Instructions for the task:
Return unchanged the lines of the items below. Begin at the line that contains "List every element", stop after the line that contains "x-tick-label: 18 [1496,682,1518,702]", and include both of those lines.

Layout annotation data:
◆ ◆ ◆

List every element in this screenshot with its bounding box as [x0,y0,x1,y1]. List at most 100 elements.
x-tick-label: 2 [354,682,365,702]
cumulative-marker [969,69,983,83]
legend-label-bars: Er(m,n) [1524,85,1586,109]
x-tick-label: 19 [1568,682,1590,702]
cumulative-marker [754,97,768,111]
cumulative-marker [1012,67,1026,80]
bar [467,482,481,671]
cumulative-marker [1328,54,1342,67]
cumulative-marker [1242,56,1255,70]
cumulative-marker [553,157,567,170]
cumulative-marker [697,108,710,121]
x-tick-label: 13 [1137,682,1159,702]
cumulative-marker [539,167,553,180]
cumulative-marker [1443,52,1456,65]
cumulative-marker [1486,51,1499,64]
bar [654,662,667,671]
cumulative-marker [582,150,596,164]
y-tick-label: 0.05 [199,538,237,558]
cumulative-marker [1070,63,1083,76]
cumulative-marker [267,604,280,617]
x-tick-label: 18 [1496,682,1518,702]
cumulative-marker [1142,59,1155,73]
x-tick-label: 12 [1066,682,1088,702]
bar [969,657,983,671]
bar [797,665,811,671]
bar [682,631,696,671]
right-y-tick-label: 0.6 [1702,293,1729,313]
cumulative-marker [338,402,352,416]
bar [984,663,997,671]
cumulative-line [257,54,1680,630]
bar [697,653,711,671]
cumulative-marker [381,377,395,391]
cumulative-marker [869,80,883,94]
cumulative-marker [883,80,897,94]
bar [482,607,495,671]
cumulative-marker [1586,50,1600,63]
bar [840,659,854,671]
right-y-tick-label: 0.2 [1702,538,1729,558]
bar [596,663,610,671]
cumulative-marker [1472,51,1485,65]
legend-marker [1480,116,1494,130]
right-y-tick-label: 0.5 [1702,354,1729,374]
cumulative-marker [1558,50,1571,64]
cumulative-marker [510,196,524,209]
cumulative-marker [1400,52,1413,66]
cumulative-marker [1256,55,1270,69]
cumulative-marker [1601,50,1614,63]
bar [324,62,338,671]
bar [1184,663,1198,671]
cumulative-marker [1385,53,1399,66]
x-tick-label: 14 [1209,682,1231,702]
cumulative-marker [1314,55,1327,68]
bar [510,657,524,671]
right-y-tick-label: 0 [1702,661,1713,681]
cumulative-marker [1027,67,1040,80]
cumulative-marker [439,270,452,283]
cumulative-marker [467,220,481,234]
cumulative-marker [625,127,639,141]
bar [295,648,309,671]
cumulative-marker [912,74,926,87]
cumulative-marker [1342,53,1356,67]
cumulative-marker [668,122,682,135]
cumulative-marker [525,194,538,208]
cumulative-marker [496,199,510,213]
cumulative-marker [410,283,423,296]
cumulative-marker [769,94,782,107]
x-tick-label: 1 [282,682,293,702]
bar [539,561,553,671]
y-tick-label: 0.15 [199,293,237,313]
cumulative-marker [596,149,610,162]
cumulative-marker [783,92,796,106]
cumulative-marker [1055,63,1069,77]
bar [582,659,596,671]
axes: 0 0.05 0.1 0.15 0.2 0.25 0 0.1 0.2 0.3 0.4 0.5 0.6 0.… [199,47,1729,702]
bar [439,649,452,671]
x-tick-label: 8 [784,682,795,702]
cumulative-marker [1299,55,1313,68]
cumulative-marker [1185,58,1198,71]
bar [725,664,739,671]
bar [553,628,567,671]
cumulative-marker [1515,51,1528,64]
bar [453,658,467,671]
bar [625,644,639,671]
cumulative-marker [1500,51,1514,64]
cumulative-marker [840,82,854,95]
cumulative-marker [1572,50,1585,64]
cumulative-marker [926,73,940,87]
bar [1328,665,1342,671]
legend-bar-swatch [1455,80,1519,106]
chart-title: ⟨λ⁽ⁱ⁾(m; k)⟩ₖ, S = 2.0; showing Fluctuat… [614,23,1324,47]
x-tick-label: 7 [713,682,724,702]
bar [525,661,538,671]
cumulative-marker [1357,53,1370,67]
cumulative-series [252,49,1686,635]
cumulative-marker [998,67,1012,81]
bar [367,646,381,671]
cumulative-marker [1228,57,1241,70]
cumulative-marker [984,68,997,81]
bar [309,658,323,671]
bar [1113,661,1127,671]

◆ ◆ ◆

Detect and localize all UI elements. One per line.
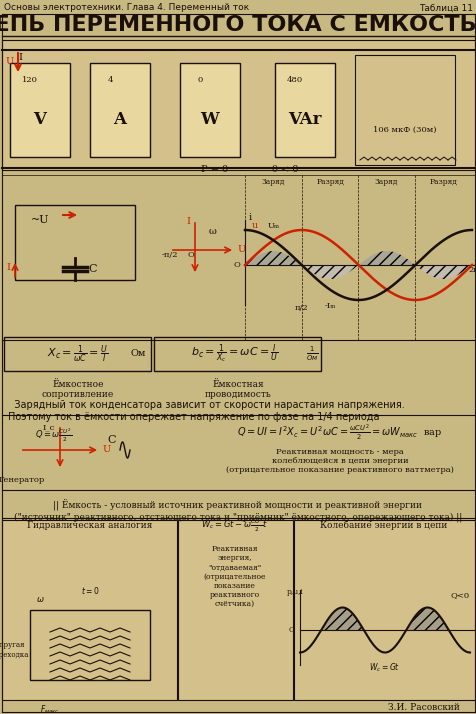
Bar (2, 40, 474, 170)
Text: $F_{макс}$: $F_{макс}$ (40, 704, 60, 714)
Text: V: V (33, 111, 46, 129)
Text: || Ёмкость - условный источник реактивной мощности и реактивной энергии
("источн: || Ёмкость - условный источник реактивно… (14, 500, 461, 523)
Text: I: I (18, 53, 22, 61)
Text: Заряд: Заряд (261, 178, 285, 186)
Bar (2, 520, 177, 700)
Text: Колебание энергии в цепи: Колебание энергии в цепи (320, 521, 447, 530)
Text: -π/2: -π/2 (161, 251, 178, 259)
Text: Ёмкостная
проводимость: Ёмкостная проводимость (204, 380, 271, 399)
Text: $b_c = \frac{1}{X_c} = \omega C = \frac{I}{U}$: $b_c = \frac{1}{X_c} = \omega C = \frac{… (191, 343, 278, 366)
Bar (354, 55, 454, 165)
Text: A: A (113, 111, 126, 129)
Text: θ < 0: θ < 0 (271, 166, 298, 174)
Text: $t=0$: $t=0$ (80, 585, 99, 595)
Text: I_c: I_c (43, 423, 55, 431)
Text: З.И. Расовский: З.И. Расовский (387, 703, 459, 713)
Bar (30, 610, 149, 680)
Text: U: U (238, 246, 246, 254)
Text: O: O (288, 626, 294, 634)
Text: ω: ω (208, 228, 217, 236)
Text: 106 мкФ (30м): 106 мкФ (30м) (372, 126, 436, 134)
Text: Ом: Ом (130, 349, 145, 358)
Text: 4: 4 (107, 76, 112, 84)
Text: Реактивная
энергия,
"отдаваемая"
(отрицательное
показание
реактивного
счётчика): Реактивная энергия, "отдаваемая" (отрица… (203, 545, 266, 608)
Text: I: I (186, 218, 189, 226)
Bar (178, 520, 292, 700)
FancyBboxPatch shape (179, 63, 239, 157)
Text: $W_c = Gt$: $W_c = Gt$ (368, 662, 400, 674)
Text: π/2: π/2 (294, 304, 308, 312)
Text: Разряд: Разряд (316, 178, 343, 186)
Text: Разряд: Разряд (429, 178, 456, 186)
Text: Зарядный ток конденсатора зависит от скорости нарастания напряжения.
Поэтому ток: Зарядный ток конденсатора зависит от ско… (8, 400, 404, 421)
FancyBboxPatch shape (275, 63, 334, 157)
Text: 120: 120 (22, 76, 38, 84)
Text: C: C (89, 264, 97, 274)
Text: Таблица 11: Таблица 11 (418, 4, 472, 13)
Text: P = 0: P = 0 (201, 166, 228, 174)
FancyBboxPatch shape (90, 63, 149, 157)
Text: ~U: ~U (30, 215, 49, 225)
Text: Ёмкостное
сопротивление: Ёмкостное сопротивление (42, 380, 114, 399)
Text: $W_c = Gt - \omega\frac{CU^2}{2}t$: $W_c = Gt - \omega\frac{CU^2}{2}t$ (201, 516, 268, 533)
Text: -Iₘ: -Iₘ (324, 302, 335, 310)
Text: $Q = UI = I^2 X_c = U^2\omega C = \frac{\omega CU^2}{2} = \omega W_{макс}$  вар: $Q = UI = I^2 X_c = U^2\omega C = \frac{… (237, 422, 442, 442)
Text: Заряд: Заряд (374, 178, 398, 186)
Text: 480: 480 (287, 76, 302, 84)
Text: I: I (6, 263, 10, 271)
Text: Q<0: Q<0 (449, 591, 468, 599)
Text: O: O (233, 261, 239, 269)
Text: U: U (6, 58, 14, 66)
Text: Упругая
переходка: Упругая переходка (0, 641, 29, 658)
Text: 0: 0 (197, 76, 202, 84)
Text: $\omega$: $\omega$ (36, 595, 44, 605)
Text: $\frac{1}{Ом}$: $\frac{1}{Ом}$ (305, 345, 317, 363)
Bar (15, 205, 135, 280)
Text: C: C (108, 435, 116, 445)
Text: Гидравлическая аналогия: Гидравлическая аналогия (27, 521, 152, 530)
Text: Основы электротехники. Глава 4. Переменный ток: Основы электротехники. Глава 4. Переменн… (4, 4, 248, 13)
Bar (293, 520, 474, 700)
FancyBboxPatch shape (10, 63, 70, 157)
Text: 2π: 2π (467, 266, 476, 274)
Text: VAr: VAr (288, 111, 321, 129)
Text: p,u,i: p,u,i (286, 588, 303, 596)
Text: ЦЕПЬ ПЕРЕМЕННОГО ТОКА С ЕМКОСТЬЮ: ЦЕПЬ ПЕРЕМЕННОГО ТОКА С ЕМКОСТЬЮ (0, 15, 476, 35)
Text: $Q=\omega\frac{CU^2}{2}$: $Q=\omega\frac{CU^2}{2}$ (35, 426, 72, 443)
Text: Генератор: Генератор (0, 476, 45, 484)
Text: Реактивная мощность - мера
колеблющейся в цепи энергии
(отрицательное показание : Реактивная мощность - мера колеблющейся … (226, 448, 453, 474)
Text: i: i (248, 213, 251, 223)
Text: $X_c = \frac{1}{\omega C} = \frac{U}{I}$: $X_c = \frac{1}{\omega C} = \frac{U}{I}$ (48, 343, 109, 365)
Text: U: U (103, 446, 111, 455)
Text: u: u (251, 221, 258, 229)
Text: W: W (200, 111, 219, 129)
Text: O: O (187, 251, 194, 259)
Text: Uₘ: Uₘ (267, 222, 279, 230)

◆ ◆ ◆

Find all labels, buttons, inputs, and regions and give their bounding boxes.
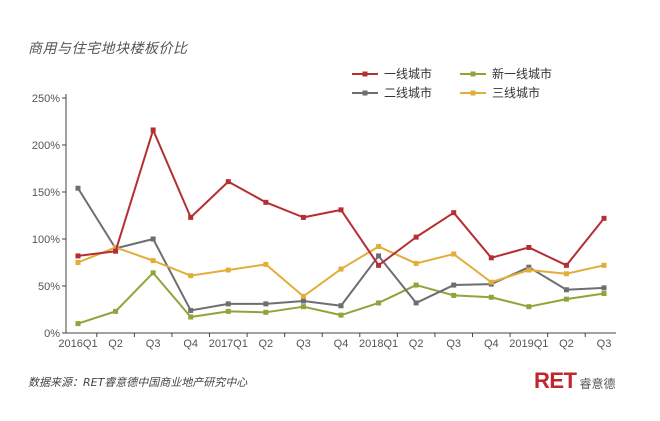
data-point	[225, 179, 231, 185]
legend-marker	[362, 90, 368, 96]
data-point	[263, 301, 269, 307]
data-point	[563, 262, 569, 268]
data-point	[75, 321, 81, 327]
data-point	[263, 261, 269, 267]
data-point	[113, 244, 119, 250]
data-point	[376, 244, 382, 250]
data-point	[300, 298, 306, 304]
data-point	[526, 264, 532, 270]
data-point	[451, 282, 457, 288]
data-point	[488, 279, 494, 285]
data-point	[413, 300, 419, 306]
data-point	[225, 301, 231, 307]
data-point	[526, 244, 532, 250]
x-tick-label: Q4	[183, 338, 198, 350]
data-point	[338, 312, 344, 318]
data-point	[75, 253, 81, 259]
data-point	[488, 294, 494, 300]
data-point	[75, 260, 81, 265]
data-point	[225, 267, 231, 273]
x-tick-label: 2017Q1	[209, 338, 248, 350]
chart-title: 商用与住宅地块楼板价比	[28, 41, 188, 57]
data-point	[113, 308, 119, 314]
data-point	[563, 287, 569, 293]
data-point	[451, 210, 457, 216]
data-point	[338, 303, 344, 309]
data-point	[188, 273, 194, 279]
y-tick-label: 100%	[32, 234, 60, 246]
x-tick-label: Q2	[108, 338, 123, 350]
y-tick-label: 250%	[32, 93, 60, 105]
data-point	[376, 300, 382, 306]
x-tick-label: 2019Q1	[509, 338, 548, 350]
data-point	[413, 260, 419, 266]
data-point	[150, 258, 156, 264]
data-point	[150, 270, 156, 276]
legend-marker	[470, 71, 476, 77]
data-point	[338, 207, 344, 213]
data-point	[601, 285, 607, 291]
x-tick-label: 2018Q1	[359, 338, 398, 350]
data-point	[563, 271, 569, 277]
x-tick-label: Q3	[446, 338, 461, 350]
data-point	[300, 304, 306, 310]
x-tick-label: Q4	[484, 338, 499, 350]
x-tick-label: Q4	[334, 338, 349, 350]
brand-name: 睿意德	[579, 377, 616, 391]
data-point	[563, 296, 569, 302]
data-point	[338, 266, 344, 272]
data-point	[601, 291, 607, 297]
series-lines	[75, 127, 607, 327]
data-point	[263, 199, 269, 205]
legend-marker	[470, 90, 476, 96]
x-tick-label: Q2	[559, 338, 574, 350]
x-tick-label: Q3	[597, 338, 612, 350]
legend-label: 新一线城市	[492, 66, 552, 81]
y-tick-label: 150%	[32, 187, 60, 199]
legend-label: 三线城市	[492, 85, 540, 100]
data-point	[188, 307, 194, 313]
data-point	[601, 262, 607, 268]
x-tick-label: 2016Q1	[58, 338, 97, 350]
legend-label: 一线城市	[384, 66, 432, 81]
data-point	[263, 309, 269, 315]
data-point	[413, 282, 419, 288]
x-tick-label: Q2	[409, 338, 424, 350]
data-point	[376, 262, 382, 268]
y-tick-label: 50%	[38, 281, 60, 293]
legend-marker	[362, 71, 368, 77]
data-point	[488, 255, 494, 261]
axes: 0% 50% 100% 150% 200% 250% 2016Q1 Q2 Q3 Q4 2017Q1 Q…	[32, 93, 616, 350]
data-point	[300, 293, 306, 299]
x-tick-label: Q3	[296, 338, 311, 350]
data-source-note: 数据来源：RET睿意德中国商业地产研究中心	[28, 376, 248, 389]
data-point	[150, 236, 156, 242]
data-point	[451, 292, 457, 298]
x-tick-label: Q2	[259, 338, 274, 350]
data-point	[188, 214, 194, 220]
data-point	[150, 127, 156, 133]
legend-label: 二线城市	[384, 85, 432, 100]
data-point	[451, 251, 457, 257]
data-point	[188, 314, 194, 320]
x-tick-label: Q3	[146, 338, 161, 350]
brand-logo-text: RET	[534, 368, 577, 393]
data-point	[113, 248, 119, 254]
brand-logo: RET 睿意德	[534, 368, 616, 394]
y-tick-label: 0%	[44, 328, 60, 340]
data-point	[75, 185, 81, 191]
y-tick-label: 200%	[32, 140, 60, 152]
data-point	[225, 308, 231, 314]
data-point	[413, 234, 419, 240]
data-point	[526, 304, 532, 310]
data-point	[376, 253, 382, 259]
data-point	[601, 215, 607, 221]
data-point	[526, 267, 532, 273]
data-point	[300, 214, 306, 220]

◆ ◆ ◆

Result of this task:
List every element in this screenshot with its bounding box as [x0,y0,x1,y1]. List at most 100 elements.
x-tick-label: 2 [354,682,365,702]
cumulative-marker [969,69,983,83]
legend-label-bars: Er(m,n) [1524,85,1586,109]
x-tick-label: 19 [1568,682,1590,702]
cumulative-marker [754,97,768,111]
cumulative-marker [1012,67,1026,80]
bar [467,482,481,671]
cumulative-marker [1328,54,1342,67]
cumulative-marker [1242,56,1255,70]
cumulative-marker [553,157,567,170]
cumulative-marker [697,108,710,121]
x-tick-label: 13 [1137,682,1159,702]
cumulative-marker [539,167,553,180]
cumulative-marker [1443,52,1456,65]
cumulative-marker [1486,51,1499,64]
bar [654,662,667,671]
cumulative-marker [582,150,596,164]
y-tick-label: 0.05 [199,538,237,558]
cumulative-marker [1070,63,1083,76]
cumulative-marker [267,604,280,617]
x-tick-label: 18 [1496,682,1518,702]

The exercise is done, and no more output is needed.